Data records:
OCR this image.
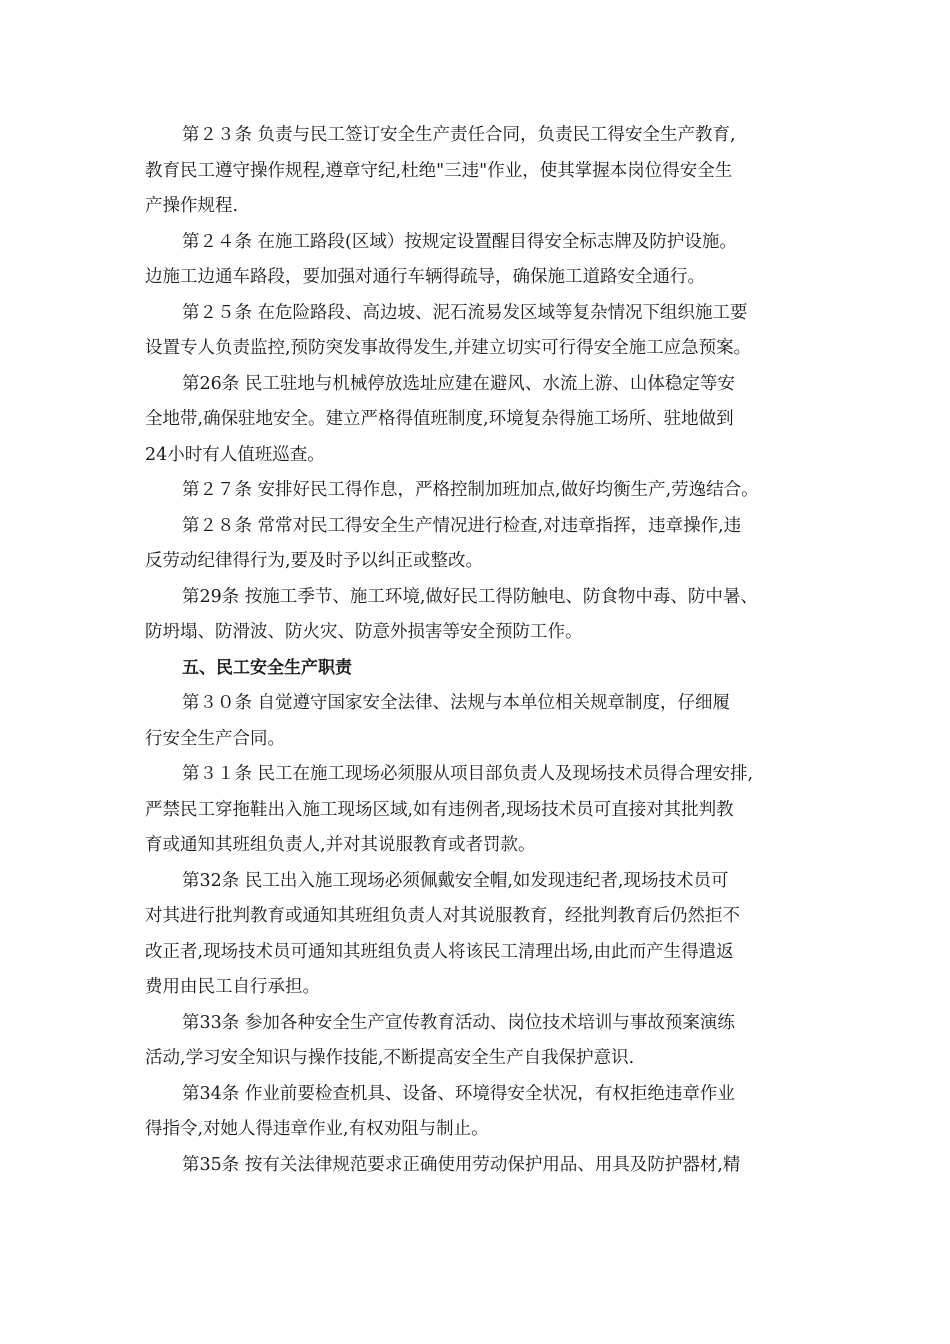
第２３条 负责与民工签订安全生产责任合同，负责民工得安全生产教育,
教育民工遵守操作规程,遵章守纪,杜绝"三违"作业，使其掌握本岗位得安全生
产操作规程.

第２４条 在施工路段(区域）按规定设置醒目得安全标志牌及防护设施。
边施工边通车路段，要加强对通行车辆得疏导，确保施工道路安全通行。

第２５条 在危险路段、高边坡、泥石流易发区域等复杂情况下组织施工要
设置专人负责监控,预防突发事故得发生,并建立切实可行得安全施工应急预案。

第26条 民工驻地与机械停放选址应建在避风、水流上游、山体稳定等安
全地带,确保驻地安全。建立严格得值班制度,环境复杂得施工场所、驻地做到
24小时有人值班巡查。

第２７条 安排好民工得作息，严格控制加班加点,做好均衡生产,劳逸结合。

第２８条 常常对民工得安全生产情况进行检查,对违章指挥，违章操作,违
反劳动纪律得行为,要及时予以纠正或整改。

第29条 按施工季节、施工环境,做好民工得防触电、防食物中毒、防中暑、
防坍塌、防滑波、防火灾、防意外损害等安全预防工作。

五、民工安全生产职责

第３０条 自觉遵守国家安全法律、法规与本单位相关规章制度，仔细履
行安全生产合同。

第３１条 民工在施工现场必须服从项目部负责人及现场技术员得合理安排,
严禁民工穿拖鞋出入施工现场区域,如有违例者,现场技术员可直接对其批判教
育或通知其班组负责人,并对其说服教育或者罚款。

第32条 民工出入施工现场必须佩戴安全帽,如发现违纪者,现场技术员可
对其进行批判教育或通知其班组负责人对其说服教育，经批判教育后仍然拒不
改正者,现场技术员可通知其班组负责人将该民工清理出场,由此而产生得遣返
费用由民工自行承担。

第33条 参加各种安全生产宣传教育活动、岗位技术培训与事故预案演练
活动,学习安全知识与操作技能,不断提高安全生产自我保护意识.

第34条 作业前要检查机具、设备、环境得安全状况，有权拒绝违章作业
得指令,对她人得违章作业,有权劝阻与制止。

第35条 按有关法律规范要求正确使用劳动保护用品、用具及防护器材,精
* * *
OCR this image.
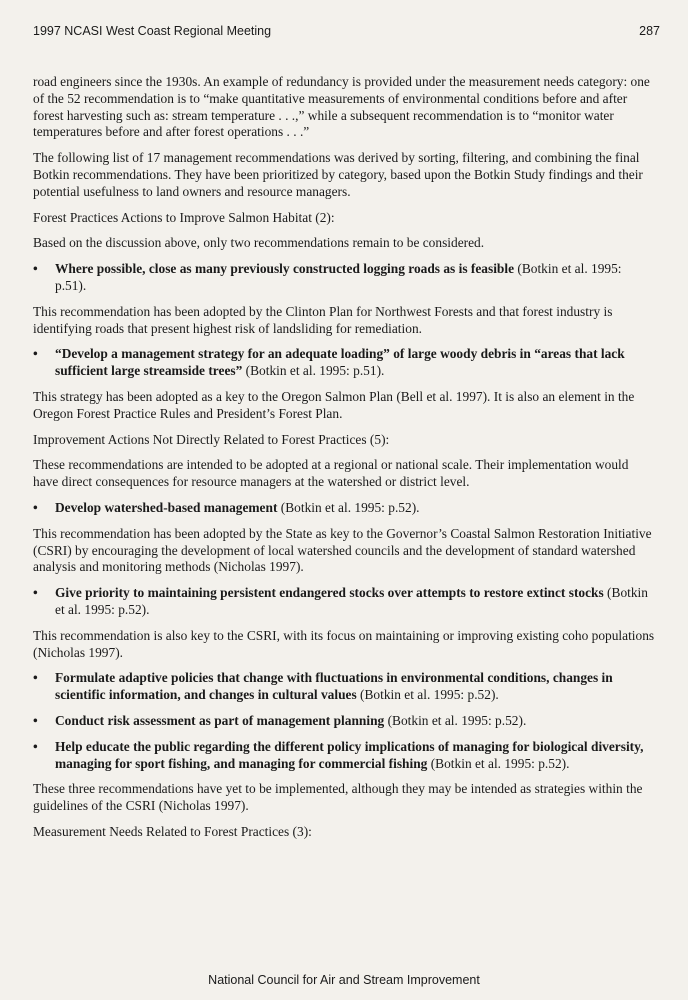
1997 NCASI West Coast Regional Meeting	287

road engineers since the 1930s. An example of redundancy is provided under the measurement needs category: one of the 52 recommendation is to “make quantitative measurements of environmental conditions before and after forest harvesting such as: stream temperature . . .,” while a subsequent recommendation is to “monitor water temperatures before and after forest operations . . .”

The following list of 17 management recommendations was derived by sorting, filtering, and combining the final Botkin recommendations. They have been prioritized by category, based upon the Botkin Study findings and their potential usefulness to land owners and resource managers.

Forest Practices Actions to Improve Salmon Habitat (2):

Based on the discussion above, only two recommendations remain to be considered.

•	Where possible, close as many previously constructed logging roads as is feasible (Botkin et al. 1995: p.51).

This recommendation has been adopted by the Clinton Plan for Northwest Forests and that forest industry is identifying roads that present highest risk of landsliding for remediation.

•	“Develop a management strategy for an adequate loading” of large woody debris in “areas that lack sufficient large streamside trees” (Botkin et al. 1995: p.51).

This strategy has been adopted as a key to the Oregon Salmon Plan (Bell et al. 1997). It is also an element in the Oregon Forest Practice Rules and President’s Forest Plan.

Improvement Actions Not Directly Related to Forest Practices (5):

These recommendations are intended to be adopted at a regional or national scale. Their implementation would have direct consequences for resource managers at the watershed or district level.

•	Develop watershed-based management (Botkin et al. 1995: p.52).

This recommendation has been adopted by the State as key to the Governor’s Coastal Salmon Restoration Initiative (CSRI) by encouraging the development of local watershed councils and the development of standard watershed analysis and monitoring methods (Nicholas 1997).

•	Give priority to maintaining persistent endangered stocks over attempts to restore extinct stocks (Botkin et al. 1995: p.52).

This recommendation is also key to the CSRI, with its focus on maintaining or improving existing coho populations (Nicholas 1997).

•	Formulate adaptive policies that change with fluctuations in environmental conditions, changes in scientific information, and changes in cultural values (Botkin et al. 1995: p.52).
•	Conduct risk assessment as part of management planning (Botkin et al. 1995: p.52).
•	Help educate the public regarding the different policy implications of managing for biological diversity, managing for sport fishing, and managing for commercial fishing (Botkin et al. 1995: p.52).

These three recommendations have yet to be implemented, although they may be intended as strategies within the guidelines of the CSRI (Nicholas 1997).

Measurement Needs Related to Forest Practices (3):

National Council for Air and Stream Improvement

Given request:
The answer must consist solely of the number of lines in the entries that contain the word "risk".

Reply:
2